▶ PROBLEM STATEMENT
Each entry must be reproduced precisely as it stands.

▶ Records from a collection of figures
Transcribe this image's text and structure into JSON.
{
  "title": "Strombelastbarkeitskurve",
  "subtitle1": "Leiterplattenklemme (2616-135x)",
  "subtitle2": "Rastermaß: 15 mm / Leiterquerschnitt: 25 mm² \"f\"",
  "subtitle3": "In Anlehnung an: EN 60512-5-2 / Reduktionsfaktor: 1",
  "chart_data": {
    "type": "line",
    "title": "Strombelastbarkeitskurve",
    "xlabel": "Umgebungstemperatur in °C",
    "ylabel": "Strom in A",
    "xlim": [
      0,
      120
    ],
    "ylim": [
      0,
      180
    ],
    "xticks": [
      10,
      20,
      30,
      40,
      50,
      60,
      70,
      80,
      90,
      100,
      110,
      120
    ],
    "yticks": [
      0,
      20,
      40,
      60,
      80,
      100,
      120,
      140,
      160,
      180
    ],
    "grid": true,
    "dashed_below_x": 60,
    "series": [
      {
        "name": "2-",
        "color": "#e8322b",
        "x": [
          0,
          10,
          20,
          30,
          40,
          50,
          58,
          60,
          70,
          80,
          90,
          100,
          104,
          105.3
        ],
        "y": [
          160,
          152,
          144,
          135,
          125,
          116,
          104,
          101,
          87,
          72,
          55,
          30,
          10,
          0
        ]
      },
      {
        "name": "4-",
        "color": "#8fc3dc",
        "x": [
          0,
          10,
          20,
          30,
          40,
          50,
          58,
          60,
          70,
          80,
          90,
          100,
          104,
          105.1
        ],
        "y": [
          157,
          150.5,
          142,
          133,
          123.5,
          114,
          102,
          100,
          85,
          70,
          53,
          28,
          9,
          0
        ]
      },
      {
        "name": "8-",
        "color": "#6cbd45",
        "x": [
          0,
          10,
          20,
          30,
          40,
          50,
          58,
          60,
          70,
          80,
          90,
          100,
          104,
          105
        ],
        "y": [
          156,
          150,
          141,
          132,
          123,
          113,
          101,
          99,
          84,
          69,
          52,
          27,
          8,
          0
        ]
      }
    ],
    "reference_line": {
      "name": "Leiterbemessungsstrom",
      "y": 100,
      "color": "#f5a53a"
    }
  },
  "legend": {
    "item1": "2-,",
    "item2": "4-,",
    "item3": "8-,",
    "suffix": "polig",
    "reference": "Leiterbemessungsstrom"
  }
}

▶ RESULT OF THIS TASK
Transcribe this image's text and structure into JSON.
{
  "title": "Strombelastbarkeitskurve",
  "subtitle1": "Leiterplattenklemme (2616-135x)",
  "subtitle2": "Rastermaß: 15 mm / Leiterquerschnitt: 25 mm² \"f\"",
  "subtitle3": "In Anlehnung an: EN 60512-5-2 / Reduktionsfaktor: 1",
  "chart_data": {
    "type": "line",
    "title": "Strombelastbarkeitskurve",
    "xlabel": "Umgebungstemperatur in °C",
    "ylabel": "Strom in A",
    "xlim": [
      0,
      120
    ],
    "ylim": [
      0,
      180
    ],
    "xticks": [
      10,
      20,
      30,
      40,
      50,
      60,
      70,
      80,
      90,
      100,
      110,
      120
    ],
    "yticks": [
      0,
      20,
      40,
      60,
      80,
      100,
      120,
      140,
      160,
      180
    ],
    "grid": true,
    "dashed_below_x": 60,
    "series": [
      {
        "name": "2-",
        "color": "#e8322b",
        "x": [
          0,
          10,
          20,
          30,
          40,
          50,
          58,
          60,
          70,
          80,
          90,
          100,
          104,
          105.3
        ],
        "y": [
          160,
          152,
          144,
          135,
          125,
          116,
          104,
          101,
          87,
          72,
          55,
          30,
          10,
          0
        ]
      },
      {
        "name": "4-",
        "color": "#8fc3dc",
        "x": [
          0,
          10,
          20,
          30,
          40,
          50,
          58,
          60,
          70,
          80,
          90,
          100,
          104,
          105.1
        ],
        "y": [
          157,
          150.5,
          142,
          133,
          123.5,
          114,
          102,
          100,
          85,
          70,
          53,
          28,
          9,
          0
        ]
      },
      {
        "name": "8-",
        "color": "#6cbd45",
        "x": [
          0,
          10,
          20,
          30,
          40,
          50,
          58,
          60,
          70,
          80,
          90,
          100,
          104,
          105
        ],
        "y": [
          156,
          150,
          141,
          132,
          123,
          113,
          101,
          99,
          84,
          69,
          52,
          27,
          8,
          0
        ]
      }
    ],
    "reference_line": {
      "name": "Leiterbemessungsstrom",
      "y": 100,
      "color": "#f5a53a"
    }
  },
  "legend": {
    "item1": "2-,",
    "item2": "4-,",
    "item3": "8-,",
    "suffix": "polig",
    "reference": "Leiterbemessungsstrom"
  }
}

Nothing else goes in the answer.